(Written problem):
Pick out the lines below that include the string "Imobiliários".

BEGIN Available records

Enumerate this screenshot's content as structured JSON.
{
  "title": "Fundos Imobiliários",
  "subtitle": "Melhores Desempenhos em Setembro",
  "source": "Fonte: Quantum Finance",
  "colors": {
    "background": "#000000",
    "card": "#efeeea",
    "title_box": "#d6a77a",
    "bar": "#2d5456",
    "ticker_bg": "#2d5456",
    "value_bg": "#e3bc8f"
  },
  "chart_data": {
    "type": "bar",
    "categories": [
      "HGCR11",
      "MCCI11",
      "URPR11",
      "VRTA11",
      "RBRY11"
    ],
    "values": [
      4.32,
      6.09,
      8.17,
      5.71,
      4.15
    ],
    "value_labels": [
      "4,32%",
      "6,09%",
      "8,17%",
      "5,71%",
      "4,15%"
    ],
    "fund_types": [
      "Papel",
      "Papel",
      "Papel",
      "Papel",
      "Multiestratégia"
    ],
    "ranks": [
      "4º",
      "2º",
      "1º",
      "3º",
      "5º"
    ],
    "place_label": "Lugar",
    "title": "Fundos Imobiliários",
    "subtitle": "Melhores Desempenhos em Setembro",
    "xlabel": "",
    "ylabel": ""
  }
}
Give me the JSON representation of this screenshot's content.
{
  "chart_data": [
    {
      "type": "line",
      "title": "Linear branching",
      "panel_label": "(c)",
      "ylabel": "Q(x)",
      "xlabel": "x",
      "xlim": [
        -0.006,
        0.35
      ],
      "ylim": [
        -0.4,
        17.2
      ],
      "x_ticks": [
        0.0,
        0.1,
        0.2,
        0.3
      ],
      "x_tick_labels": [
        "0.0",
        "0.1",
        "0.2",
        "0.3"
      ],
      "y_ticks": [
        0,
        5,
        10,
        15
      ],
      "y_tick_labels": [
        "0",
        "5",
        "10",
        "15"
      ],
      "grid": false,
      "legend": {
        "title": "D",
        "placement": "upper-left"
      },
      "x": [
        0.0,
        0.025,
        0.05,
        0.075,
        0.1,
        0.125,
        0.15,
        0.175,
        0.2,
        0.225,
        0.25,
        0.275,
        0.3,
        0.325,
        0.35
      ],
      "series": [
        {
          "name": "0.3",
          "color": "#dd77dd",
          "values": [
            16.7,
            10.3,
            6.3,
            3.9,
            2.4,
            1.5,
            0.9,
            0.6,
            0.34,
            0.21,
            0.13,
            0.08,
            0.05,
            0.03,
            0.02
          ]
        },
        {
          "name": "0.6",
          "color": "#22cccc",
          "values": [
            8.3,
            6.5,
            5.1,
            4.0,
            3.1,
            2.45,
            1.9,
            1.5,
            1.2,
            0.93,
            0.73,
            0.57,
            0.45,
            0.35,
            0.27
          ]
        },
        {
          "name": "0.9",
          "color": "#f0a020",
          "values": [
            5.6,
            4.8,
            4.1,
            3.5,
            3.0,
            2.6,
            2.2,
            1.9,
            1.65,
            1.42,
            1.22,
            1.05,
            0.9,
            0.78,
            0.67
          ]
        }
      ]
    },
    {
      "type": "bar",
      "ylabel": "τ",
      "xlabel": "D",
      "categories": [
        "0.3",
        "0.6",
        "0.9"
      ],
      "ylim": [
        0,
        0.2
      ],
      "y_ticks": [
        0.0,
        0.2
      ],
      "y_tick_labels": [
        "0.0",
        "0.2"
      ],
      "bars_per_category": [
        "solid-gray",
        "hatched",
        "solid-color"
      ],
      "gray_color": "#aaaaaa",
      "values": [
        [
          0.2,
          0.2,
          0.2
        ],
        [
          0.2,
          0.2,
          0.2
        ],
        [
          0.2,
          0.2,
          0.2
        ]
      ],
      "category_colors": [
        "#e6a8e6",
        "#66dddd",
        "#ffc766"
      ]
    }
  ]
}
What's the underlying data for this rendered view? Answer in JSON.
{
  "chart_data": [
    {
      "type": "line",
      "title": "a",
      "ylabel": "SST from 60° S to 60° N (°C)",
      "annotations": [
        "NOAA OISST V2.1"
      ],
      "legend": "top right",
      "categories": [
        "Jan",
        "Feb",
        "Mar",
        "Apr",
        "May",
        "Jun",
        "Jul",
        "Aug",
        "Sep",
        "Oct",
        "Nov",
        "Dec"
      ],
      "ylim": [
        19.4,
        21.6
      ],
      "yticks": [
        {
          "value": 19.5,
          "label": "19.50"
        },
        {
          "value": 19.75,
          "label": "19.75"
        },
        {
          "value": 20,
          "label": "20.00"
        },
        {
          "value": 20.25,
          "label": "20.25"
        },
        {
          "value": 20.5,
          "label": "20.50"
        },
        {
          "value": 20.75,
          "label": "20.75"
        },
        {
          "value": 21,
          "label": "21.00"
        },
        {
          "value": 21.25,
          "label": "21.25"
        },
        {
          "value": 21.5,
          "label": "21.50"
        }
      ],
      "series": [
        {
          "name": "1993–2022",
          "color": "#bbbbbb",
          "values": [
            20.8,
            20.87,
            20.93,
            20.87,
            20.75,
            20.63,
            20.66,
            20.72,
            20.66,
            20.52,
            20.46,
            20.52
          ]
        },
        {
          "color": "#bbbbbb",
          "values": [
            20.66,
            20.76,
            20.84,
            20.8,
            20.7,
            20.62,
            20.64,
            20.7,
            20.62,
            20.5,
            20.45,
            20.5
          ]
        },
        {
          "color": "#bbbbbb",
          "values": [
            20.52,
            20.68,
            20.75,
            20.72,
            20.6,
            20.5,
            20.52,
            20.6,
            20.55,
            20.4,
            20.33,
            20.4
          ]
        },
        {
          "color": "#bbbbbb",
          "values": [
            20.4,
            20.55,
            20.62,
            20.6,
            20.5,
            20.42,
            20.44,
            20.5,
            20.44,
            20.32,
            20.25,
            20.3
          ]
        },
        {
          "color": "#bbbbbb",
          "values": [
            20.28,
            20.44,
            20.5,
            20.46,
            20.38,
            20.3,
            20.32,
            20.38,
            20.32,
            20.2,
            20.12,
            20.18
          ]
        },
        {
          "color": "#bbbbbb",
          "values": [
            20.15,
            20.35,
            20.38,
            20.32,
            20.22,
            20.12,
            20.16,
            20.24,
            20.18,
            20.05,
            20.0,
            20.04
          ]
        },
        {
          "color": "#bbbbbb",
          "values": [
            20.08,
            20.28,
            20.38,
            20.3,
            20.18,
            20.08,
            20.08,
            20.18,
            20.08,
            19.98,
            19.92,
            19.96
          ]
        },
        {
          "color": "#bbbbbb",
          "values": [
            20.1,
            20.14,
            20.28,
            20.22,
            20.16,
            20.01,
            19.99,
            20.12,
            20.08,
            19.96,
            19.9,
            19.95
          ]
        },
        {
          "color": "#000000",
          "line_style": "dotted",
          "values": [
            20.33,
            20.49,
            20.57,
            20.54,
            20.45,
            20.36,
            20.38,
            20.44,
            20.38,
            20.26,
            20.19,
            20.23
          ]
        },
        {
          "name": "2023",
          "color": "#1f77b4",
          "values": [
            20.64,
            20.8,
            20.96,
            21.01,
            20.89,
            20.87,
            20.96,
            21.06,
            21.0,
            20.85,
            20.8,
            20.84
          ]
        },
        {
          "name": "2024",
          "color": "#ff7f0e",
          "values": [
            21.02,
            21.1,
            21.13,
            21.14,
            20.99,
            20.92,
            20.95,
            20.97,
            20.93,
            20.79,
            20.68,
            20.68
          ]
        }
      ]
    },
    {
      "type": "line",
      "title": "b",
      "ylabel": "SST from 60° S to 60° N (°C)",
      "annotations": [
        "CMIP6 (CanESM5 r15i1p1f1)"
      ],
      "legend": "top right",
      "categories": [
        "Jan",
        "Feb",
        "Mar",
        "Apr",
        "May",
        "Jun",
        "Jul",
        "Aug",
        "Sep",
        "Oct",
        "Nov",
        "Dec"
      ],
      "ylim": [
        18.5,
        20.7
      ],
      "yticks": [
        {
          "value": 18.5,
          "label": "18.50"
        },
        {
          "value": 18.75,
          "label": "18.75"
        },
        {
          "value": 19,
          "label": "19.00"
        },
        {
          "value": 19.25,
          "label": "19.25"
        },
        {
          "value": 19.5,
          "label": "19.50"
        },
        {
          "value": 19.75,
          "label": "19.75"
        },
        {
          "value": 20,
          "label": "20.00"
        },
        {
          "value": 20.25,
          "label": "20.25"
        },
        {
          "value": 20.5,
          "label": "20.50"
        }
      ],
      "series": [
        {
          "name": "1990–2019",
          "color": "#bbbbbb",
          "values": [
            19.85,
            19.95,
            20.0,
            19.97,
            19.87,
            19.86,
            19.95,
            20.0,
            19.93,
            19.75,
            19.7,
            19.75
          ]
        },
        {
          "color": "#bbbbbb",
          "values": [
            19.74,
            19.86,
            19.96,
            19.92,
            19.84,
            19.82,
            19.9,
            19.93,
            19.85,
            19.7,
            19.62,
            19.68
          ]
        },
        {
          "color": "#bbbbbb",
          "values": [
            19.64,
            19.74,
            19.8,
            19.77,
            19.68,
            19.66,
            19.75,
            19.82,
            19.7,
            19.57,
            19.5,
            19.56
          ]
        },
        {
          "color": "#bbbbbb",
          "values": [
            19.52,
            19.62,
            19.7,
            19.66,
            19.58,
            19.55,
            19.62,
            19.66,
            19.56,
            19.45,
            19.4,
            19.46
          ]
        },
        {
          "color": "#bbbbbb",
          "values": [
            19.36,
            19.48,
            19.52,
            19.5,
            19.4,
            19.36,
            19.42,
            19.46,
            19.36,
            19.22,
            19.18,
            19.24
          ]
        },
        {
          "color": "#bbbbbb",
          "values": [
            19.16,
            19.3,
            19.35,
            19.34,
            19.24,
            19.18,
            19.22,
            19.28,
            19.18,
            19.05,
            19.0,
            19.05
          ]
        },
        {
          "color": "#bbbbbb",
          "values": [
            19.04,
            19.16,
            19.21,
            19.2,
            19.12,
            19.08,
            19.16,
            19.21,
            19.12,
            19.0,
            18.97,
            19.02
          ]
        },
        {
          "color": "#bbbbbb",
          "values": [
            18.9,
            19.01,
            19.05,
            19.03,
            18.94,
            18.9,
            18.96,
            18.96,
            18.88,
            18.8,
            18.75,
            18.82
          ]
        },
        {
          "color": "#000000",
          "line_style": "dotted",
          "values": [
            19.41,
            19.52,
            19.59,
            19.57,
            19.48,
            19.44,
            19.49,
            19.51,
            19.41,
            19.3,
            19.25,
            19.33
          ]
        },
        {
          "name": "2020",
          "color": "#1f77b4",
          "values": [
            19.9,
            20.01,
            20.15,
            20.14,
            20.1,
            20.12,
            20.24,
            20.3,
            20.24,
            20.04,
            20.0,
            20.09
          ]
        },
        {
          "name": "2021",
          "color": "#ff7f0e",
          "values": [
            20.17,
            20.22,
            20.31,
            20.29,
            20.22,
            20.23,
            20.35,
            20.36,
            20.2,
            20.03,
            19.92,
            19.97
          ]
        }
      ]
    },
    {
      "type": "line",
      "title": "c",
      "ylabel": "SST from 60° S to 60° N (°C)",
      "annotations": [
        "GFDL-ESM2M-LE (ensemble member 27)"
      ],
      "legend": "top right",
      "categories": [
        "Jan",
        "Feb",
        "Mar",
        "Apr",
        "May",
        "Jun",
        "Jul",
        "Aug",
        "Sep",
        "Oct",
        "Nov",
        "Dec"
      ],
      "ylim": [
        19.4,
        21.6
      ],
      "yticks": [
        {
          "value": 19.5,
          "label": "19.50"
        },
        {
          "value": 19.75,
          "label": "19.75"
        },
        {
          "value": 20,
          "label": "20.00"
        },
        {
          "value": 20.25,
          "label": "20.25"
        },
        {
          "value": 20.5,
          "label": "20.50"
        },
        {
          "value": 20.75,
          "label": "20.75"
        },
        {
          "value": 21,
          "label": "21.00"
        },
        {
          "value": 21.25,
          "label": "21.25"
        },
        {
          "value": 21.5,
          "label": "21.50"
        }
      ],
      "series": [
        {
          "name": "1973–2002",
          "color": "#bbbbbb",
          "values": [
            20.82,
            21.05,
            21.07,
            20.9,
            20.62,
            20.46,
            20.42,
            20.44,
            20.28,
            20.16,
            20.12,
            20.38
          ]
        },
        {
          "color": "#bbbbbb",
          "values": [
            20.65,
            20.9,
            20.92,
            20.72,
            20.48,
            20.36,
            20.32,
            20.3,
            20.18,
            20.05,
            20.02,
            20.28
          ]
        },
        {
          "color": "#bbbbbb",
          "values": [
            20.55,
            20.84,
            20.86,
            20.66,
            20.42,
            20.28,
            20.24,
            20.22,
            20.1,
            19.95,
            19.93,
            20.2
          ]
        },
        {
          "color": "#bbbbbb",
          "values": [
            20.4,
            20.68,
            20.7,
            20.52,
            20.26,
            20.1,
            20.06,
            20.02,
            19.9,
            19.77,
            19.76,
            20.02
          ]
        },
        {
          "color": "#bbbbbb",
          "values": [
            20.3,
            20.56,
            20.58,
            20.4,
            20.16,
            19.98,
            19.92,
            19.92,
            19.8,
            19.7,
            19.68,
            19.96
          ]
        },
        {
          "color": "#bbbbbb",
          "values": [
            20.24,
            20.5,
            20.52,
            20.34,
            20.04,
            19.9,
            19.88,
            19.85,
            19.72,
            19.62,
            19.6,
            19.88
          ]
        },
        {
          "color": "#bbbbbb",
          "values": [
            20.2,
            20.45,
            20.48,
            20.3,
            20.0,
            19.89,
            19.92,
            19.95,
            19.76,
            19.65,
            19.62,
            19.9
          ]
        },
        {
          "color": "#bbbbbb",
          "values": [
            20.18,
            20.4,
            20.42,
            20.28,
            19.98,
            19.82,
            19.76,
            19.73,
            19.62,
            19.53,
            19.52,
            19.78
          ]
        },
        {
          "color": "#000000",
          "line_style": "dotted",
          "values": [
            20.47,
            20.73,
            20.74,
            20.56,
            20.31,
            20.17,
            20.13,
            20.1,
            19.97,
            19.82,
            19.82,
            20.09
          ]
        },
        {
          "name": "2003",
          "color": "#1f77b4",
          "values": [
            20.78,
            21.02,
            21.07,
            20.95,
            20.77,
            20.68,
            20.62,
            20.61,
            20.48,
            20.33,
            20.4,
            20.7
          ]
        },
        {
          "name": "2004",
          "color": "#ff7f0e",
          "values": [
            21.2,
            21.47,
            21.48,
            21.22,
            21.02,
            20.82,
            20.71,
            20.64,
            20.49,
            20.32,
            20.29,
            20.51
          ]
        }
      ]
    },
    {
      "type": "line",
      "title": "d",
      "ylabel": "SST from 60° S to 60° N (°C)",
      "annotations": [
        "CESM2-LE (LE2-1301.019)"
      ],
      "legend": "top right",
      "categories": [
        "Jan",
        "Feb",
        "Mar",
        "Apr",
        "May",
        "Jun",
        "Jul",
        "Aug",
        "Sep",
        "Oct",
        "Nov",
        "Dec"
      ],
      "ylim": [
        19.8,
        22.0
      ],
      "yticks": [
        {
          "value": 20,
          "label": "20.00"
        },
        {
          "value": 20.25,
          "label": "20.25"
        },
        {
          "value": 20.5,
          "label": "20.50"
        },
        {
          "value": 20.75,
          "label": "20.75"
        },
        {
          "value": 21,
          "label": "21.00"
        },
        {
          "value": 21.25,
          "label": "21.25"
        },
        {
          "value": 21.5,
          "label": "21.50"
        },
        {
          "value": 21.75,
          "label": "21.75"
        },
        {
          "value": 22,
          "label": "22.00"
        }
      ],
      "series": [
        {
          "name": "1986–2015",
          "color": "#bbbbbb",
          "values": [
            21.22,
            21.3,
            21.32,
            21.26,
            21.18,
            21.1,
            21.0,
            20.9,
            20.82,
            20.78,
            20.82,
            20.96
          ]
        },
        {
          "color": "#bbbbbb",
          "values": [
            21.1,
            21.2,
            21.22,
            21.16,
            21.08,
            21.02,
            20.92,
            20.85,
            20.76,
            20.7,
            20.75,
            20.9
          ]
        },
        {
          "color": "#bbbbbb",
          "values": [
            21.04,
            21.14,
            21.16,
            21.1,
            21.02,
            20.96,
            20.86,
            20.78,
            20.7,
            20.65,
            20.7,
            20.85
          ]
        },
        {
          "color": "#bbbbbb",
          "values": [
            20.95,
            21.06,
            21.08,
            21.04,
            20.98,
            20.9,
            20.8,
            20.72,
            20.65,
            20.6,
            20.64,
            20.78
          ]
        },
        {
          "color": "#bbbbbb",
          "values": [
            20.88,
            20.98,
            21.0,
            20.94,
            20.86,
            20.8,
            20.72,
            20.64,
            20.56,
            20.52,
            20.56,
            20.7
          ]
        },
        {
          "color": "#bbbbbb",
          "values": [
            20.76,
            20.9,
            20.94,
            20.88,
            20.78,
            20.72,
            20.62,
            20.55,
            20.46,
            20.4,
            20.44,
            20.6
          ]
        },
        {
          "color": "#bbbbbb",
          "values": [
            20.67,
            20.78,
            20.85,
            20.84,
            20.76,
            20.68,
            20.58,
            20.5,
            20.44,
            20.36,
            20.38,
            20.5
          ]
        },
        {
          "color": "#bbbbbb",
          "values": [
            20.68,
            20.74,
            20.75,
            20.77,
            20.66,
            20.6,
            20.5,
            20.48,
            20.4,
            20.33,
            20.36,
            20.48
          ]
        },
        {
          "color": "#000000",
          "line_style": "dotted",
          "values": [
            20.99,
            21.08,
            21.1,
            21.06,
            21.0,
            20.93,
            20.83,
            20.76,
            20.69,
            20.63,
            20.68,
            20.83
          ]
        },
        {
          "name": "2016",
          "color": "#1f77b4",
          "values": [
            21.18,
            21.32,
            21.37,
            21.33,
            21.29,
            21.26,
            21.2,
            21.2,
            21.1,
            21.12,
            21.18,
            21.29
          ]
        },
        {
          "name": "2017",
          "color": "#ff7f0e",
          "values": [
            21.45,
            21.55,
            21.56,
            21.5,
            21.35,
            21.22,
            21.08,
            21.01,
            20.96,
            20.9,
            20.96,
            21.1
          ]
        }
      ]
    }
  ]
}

END Available records

(Written answer):
  "title": "Fundos Imobiliários",
    "title": "Fundos Imobiliários",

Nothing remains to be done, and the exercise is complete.